Records excerpted from a collection
- - -

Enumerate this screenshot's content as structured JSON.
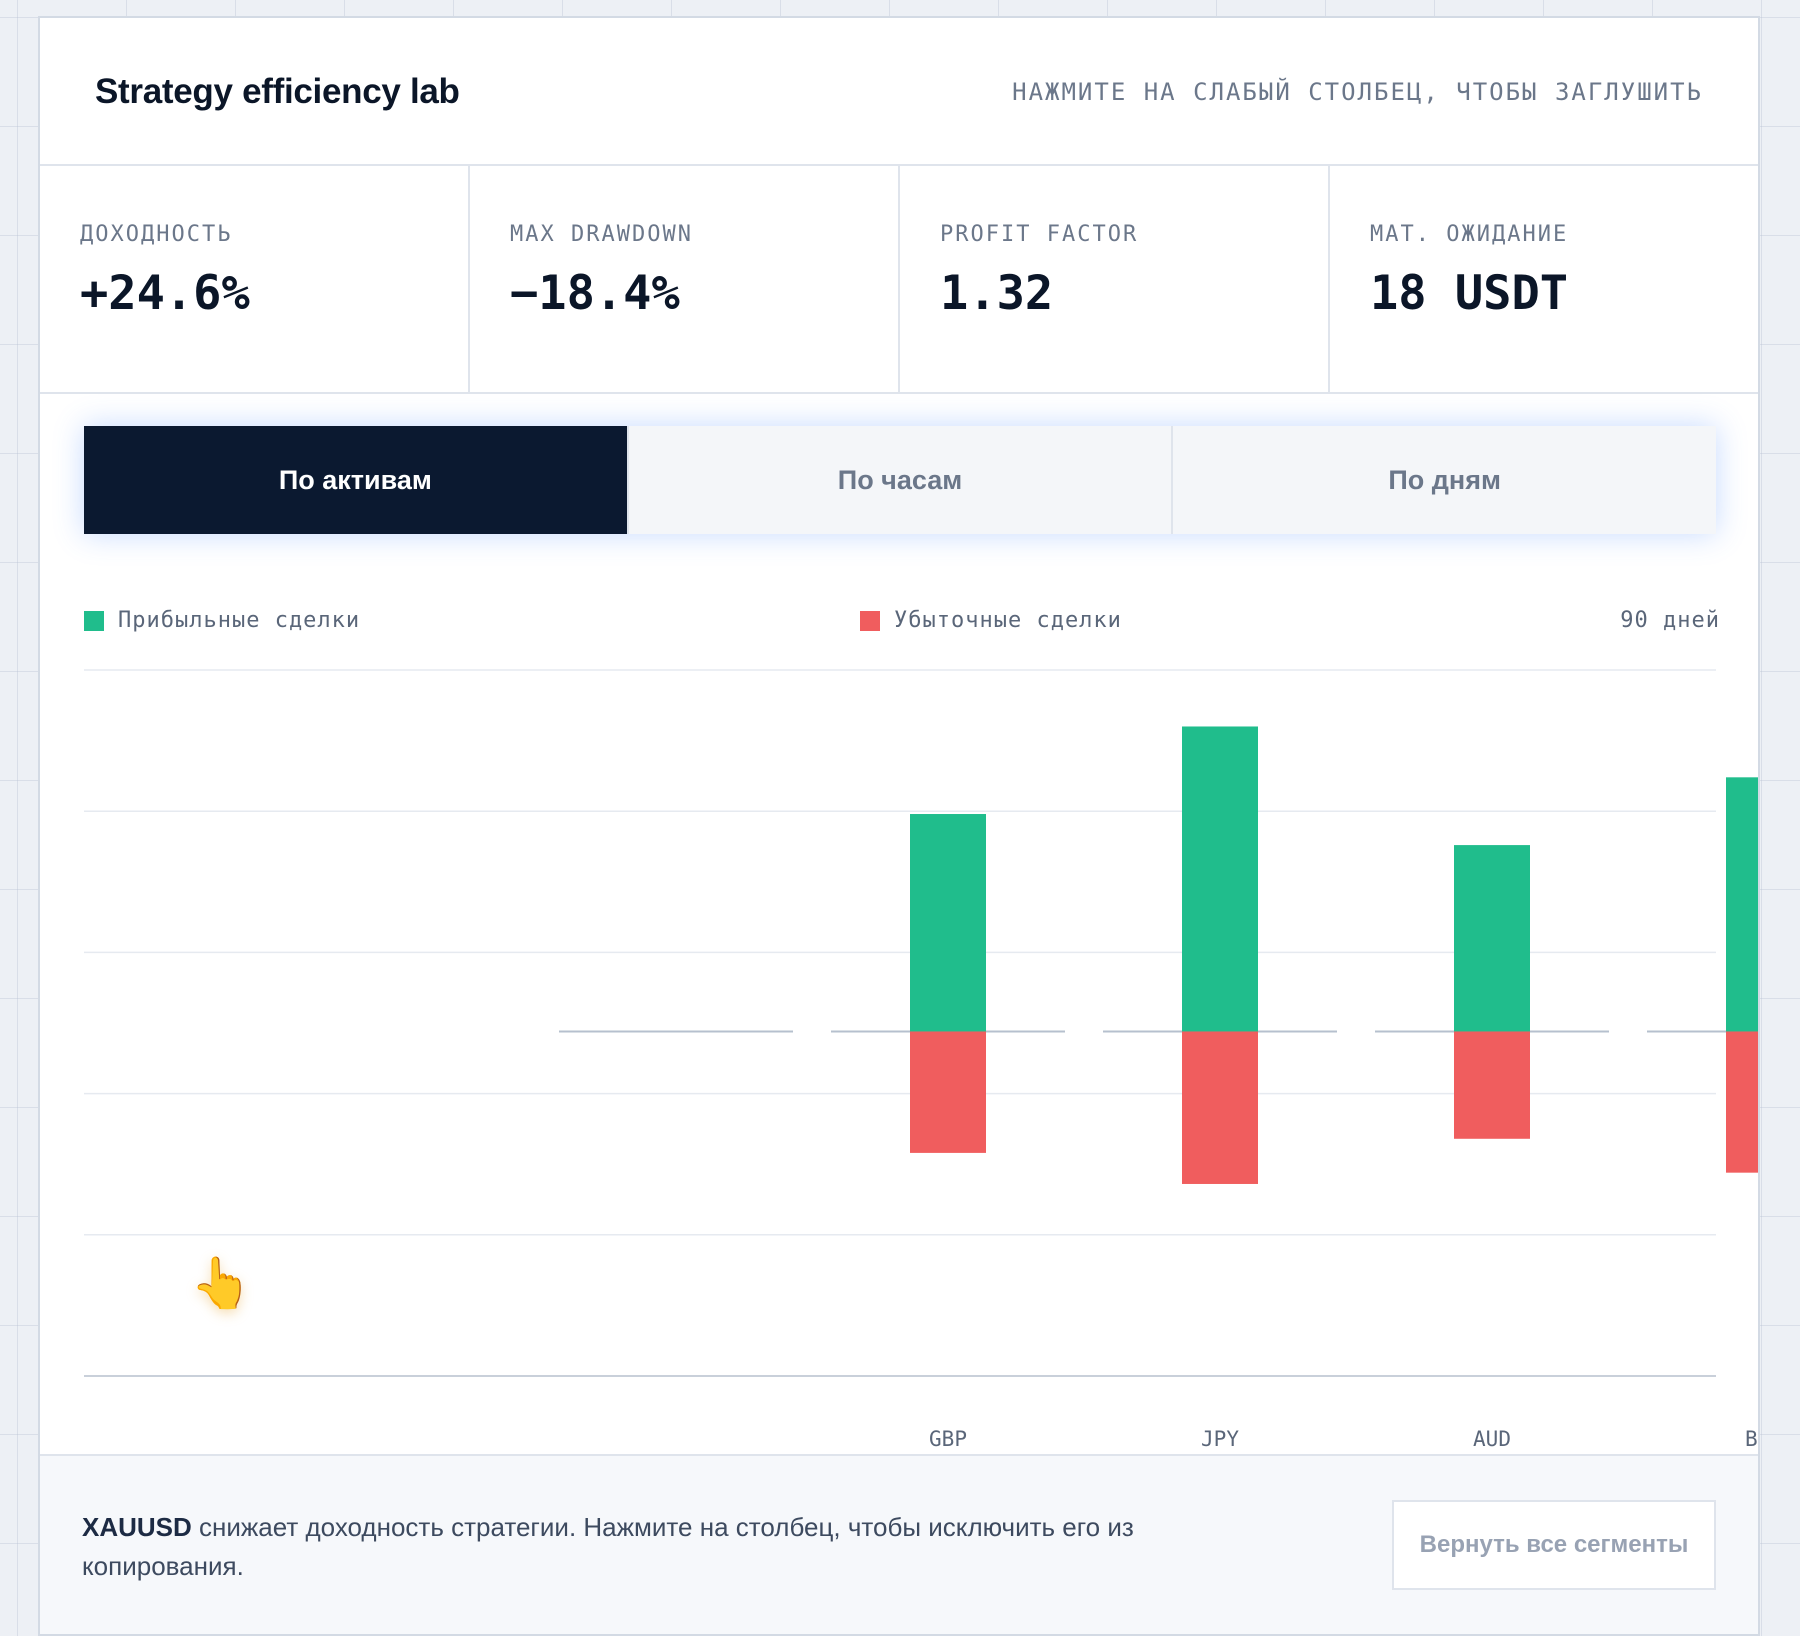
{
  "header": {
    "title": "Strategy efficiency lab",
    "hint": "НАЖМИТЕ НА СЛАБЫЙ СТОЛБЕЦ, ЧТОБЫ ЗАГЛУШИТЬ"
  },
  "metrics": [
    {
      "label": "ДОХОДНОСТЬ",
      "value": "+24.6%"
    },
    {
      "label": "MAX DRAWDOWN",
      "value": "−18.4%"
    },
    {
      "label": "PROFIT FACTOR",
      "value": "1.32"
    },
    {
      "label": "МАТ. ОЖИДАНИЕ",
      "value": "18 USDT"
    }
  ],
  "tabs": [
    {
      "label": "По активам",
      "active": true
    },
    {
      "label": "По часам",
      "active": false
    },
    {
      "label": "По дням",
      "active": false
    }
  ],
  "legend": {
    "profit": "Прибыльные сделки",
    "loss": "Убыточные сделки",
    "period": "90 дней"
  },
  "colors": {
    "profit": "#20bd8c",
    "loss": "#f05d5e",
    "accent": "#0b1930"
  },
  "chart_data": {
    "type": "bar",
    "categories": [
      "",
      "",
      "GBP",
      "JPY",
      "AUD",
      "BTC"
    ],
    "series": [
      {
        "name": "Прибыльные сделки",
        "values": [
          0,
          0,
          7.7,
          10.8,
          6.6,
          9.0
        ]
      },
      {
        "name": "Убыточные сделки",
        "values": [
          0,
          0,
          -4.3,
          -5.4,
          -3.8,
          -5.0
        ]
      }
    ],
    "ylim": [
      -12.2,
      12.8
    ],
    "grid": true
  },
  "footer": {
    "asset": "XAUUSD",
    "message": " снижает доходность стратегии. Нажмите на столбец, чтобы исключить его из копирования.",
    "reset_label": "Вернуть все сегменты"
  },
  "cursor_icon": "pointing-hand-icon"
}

- - -

Select every line where the word "name" occurs.

        "name": "Прибыльные сделки",
        "name": "Убыточные сделки",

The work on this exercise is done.